**作業目標**
画像符号化装置を説明する文章を、最後の文の後から書き継いでください。

**提示テキスト**
======
この発明によれば、上記のように構成したので、2つの符号化器を搭載することなく、リアルタイムに高画質な符号化画像を生成することができる効果がある。
この発明の実施の形態1による画像符号化装置を示す構成図である。 この発明の実施の形態1による画像符号化装置の動きベクトル補正部5を示す構成図である。 動きベクトルの探索処理を示す説明図である。 フレームレートの制御例を示す説明図である。 動きベクトルの分布とフレームレートの関係が連続的である例を示す説明図である。 動きベクトル補正部5による動きベクトルの補正例を示す説明図である。 バッファ残量とフレームレート補正の関係を示す説明図である。 可変長符号化部19により生成されたビットストリームの復号処理と符号化処理での参照ピクチャの相違を示す説明図である。 この発明の実施の形態2による画像符号化装置の原画ピクチャ間動きベクトル算出部2を示す構成図である。 1次動きベクトル算出部41及び2次動きベクトル算出部43の処理内容を示す説明図である。 この発明の実施の形態3による画像符号化装置を示す構成図である。 この発明の実施の形態3による画像符号化装置の原画ピクチャ間動きベクトル算出部50を示す構成図である。
実施の形態1.
図1はこの発明の実施の形態1による画像符号化装置を示す構成図である。
======
**データ**
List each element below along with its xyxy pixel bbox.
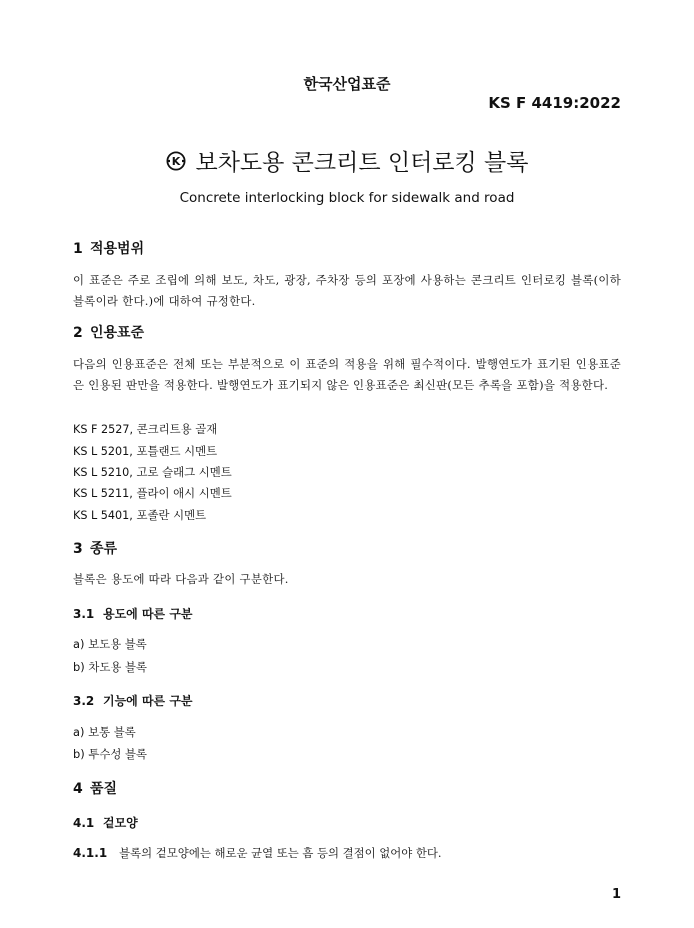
======
**正解**
図1において、フレームメモリ1は符号化対象の動画像(原画像)をピクチャ単位で格納し、所定の符号化条件に応じてピクチャの並べ替え処理を実施して、マクロブロック単位(例えば、16×16画素単位)の画像データを出力する。
ただし、この実施の形態1では、説明の簡単化のため、ピクチャの並べ替え処理を実施しない符号化条件で符号化する例を説明する。
原画ピクチャ間動きベクトル算出部2はフレームメモリ1から符号化対象のマクロブロック単位の画像データ(現時点の原画像を示す画像データ)と、参照ピクチャに相当するマクロブロック単位の画像データ(現時点以前の原画像を示す画像データ)とを取り出し、例えば、ブロックマッチング法などの既知の動き探索手法を用いて、現時点の原画像と現時点以前の原画像との間で動き探索処理を実施することで、動きベクトルを探索する。
なお、原画ピクチャ間動きベクトル算出部2は動きベクトル探索手段を構成している。
ベクトル分布算出部3は原画ピクチャ間動きベクトル算出部2により探索された動きベクトルの分布を算出する処理を実施する。
即ち、ベクトル分布算出部3は原画ピクチャ間動きベクトル算出部2により探索された動きベクトルをピクチャやGOPの単位、あるいはピクチャを複数の小画面に細分化した単位で集計することで、動きベクトル値の区分に基づく度数分布(ヒストグラム)を算出する処理を実施する。
ただし、度数分布は、例えば、動きベクトルの値を一定範囲毎に区切り、各範囲に含まれる動きベクトルがピクチャ内又はGOP内で、何本生成されたかをカウントしたものである。度数分布は、動きベクトルの水平成分と垂直成分毎に算出することが望ましい。
なお、ベクトル分布算出部3はベクトル分布算出手段を構成している。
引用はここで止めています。